## What you have to do
From the entries below, tally how many lines contain "mogą" and report only that figure.

----- Given data -----

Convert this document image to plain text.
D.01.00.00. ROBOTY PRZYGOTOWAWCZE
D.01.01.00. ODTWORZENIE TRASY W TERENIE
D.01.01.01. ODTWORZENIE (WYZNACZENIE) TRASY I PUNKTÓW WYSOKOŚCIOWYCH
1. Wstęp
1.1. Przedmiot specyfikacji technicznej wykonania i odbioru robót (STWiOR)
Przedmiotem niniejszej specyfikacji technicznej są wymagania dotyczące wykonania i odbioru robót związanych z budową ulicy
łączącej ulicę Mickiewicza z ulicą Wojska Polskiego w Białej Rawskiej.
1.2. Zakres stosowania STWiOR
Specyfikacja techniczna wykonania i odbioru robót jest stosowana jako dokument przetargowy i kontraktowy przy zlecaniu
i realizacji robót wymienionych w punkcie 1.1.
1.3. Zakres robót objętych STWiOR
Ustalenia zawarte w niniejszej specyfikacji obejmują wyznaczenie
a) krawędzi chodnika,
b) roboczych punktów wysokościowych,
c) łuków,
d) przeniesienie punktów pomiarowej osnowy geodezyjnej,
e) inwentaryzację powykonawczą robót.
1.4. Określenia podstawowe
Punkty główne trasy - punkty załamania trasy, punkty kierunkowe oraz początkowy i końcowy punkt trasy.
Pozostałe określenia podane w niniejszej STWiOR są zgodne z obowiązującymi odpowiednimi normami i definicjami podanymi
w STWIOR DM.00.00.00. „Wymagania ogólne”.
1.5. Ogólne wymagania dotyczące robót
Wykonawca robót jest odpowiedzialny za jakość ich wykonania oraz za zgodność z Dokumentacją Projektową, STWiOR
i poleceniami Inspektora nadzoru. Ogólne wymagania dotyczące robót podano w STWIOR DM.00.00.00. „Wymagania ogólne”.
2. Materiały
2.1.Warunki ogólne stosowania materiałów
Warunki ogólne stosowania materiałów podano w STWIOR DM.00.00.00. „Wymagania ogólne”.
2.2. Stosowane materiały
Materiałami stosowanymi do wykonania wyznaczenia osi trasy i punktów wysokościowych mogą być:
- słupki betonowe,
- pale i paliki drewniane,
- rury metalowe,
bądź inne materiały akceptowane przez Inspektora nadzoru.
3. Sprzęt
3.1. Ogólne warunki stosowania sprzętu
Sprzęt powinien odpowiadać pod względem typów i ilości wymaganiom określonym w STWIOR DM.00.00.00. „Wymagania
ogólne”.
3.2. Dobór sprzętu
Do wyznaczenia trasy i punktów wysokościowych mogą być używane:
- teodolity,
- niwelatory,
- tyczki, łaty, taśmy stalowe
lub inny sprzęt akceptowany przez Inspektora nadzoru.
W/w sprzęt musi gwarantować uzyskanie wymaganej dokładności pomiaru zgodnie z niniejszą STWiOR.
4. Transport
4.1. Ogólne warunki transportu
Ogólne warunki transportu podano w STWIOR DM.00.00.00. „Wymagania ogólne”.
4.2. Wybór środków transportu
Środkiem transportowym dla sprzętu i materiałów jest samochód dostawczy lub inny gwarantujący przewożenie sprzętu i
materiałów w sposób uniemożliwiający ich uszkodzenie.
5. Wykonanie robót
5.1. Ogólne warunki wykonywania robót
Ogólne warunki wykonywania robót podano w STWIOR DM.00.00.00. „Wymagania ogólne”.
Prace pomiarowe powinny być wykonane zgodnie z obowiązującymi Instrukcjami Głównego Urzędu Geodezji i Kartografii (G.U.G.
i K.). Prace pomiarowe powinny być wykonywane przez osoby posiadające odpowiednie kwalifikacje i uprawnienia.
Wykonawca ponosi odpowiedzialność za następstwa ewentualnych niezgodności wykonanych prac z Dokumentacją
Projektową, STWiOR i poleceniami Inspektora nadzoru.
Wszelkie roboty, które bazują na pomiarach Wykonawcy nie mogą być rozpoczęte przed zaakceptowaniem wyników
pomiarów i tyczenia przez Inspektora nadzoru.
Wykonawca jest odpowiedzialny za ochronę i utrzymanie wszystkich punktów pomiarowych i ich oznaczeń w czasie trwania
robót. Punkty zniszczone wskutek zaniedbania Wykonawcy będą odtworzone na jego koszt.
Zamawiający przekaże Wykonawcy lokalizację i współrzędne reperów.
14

-----

## The answer
3